TASK DIRECTIONS: Pull out every line containing the string "that".

Dataset items:
■ ■ ■ ■

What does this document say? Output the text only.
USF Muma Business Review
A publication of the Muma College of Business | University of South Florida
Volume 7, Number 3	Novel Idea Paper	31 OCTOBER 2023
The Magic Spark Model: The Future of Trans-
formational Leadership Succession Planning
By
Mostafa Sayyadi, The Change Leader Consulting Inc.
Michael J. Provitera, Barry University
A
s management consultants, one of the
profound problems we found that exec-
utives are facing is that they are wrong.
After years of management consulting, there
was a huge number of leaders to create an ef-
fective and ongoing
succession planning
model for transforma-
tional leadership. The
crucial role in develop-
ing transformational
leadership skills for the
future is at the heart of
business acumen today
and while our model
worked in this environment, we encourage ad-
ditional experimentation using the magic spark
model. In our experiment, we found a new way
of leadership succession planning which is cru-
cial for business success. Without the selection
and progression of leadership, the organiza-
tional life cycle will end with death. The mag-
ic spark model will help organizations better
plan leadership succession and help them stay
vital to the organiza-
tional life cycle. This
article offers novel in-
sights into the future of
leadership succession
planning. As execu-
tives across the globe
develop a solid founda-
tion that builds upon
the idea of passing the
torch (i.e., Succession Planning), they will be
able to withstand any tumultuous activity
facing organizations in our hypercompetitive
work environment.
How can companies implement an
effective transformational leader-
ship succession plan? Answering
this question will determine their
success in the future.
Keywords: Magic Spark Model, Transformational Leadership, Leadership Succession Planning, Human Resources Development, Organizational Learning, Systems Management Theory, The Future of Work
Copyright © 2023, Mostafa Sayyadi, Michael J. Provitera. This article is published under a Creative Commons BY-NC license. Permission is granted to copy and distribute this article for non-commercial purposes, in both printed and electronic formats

■ ■ ■ ■

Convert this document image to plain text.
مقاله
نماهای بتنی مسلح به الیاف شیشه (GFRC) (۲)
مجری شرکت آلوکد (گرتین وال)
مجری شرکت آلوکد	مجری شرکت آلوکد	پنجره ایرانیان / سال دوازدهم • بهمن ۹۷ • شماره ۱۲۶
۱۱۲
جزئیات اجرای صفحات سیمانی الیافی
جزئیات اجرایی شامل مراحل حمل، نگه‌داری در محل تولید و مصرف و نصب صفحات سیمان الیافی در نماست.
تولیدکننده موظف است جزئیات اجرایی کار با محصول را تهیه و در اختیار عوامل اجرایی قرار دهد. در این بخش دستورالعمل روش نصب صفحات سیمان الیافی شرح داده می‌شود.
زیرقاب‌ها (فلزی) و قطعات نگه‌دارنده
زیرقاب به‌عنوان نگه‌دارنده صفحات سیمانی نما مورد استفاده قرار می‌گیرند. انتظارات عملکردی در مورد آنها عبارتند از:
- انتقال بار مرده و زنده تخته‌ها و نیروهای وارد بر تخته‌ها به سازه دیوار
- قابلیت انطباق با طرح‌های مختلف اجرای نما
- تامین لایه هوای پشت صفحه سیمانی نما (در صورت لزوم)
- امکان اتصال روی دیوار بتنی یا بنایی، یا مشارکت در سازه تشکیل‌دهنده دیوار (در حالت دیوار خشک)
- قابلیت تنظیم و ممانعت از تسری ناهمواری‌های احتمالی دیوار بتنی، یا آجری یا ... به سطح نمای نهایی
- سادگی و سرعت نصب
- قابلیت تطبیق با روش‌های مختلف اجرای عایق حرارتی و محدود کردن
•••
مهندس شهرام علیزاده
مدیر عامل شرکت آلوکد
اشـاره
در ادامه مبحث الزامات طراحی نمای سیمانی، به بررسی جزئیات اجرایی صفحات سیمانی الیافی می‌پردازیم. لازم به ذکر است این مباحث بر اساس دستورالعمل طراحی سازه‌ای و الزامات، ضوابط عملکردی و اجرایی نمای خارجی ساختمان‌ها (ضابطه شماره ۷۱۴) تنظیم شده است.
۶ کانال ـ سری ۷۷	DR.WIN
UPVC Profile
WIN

■ ■ ■ ■

REPLY:
profound problems we found that exec-
utives are facing is that they are wrong.
tion that builds upon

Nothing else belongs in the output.